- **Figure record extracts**
::::::

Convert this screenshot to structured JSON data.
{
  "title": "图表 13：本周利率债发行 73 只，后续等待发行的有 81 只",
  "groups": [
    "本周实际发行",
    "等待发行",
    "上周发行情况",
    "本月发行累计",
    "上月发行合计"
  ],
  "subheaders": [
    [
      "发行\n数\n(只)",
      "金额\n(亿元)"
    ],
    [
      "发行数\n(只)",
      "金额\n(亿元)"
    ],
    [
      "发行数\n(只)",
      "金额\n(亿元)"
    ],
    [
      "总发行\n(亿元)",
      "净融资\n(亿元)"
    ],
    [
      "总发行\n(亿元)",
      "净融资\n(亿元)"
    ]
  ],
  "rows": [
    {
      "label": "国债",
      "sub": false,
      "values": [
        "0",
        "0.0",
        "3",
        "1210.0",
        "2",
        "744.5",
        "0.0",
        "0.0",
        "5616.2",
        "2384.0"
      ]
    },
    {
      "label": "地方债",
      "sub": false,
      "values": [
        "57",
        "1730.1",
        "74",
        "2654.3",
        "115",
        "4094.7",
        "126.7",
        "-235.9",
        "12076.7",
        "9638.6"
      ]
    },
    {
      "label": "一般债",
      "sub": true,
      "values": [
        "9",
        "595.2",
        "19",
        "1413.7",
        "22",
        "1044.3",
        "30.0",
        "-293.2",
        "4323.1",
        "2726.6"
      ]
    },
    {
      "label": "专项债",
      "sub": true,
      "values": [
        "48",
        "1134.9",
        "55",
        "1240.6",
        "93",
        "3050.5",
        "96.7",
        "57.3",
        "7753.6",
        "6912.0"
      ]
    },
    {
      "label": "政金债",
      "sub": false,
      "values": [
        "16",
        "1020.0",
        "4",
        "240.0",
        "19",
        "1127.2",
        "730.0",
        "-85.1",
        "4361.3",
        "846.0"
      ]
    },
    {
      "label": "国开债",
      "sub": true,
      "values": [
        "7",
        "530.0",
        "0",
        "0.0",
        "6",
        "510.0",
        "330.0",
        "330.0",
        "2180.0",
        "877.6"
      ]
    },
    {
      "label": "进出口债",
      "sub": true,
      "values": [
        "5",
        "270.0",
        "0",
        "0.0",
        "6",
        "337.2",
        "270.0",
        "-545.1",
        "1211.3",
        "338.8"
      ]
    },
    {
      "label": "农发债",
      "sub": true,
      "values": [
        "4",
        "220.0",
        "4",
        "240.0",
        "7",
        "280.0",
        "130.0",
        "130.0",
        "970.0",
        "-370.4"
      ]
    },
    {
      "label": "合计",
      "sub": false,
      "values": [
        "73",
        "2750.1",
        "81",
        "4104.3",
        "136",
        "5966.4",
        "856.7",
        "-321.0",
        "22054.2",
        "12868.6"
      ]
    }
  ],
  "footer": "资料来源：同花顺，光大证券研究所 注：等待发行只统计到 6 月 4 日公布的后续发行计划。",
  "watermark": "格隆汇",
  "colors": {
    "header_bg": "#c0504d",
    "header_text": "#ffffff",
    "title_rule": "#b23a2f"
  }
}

::::::

- **Work instructions**
From the listing above, collect each line in which the string "label" appears.

- **Answer**
      "label": "国债",
      "label": "地方债",
      "label": "一般债",
      "label": "专项债",
      "label": "政金债",
      "label": "国开债",
      "label": "进出口债",
      "label": "农发债",
      "label": "合计",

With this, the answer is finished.